Requirements :: Would you set down every entry shown below, precisely as written?

## START Exercise data

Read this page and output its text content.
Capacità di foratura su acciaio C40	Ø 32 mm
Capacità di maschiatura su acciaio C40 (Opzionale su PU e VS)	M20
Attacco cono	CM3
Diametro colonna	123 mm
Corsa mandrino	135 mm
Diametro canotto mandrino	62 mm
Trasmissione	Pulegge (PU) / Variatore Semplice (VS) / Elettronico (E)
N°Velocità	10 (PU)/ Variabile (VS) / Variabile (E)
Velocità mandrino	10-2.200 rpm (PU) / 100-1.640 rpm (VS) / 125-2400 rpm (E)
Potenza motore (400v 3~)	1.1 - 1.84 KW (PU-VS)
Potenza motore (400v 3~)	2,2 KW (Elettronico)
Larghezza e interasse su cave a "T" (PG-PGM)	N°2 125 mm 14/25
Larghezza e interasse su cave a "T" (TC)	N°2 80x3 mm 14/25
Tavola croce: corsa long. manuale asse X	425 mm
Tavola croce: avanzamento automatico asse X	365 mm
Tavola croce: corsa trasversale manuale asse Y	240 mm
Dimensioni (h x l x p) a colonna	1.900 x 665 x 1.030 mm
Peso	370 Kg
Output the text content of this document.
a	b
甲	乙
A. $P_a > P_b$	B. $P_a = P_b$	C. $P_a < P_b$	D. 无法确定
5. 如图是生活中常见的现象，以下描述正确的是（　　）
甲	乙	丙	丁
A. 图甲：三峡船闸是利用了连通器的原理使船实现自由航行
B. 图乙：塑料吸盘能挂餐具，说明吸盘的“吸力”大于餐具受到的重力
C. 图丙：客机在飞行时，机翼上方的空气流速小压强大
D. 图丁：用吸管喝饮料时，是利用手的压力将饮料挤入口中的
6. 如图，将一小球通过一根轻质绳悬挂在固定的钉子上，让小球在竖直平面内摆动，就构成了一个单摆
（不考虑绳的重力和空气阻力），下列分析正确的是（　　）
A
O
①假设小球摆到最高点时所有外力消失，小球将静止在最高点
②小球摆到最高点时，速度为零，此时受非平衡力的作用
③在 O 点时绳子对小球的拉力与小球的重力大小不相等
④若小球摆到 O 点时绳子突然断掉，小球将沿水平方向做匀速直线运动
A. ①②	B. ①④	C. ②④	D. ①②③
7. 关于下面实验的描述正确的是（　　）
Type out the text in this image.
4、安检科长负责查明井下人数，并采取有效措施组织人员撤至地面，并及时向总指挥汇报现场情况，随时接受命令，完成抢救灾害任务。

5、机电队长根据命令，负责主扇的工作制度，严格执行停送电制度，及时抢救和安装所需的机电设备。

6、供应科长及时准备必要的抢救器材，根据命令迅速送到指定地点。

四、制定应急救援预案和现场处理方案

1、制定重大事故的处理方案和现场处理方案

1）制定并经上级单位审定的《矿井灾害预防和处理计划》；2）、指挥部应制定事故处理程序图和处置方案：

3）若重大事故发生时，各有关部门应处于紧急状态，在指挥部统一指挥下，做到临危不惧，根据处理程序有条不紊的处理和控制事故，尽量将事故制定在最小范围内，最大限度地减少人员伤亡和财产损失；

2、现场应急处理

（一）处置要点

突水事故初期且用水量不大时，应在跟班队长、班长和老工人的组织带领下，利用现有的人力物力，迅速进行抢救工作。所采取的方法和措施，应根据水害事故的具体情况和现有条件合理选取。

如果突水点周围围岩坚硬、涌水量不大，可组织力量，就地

## END Exercise data

Reply to the task ::
Read this page and output its text content.
Capacità di foratura su acciaio C40	Ø 32 mm
Capacità di maschiatura su acciaio C40 (Opzionale su PU e VS)	M20
Attacco cono	CM3
Diametro colonna	123 mm
Corsa mandrino	135 mm
Diametro canotto mandrino	62 mm
Trasmissione	Pulegge (PU) / Variatore Semplice (VS) / Elettronico (E)
N°Velocità	10 (PU)/ Variabile (VS) / Variabile (E)
Velocità mandrino	10-2.200 rpm (PU) / 100-1.640 rpm (VS) / 125-2400 rpm (E)
Potenza motore (400v 3~)	1.1 - 1.84 KW (PU-VS)
Potenza motore (400v 3~)	2,2 KW (Elettronico)
Larghezza e interasse su cave a "T" (PG-PGM)	N°2 125 mm 14/25
Larghezza e interasse su cave a "T" (TC)	N°2 80x3 mm 14/25
Tavola croce: corsa long. manuale asse X	425 mm
Tavola croce: avanzamento automatico asse X	365 mm
Tavola croce: corsa trasversale manuale asse Y	240 mm
Dimensioni (h x l x p) a colonna	1.900 x 665 x 1.030 mm
Peso	370 Kg
Output the text content of this document.
a	b
甲	乙
A. $P_a > P_b$	B. $P_a = P_b$	C. $P_a < P_b$	D. 无法确定
5. 如图是生活中常见的现象，以下描述正确的是（　　）
甲	乙	丙	丁
A. 图甲：三峡船闸是利用了连通器的原理使船实现自由航行
B. 图乙：塑料吸盘能挂餐具，说明吸盘的“吸力”大于餐具受到的重力
C. 图丙：客机在飞行时，机翼上方的空气流速小压强大
D. 图丁：用吸管喝饮料时，是利用手的压力将饮料挤入口中的
6. 如图，将一小球通过一根轻质绳悬挂在固定的钉子上，让小球在竖直平面内摆动，就构成了一个单摆
（不考虑绳的重力和空气阻力），下列分析正确的是（　　）
A
O
①假设小球摆到最高点时所有外力消失，小球将静止在最高点
②小球摆到最高点时，速度为零，此时受非平衡力的作用
③在 O 点时绳子对小球的拉力与小球的重力大小不相等
④若小球摆到 O 点时绳子突然断掉，小球将沿水平方向做匀速直线运动
A. ①②	B. ①④	C. ②④	D. ①②③
7. 关于下面实验的描述正确的是（　　）
Type out the text in this image.
4、安检科长负责查明井下人数，并采取有效措施组织人员撤至地面，并及时向总指挥汇报现场情况，随时接受命令，完成抢救灾害任务。

5、机电队长根据命令，负责主扇的工作制度，严格执行停送电制度，及时抢救和安装所需的机电设备。

6、供应科长及时准备必要的抢救器材，根据命令迅速送到指定地点。

四、制定应急救援预案和现场处理方案

1、制定重大事故的处理方案和现场处理方案

1）制定并经上级单位审定的《矿井灾害预防和处理计划》；2）、指挥部应制定事故处理程序图和处置方案：

3）若重大事故发生时，各有关部门应处于紧急状态，在指挥部统一指挥下，做到临危不惧，根据处理程序有条不紊的处理和控制事故，尽量将事故制定在最小范围内，最大限度地减少人员伤亡和财产损失；

2、现场应急处理

（一）处置要点

突水事故初期且用水量不大时，应在跟班队长、班长和老工人的组织带领下，利用现有的人力物力，迅速进行抢救工作。所采取的方法和措施，应根据水害事故的具体情况和现有条件合理选取。

如果突水点周围围岩坚硬、涌水量不大，可组织力量，就地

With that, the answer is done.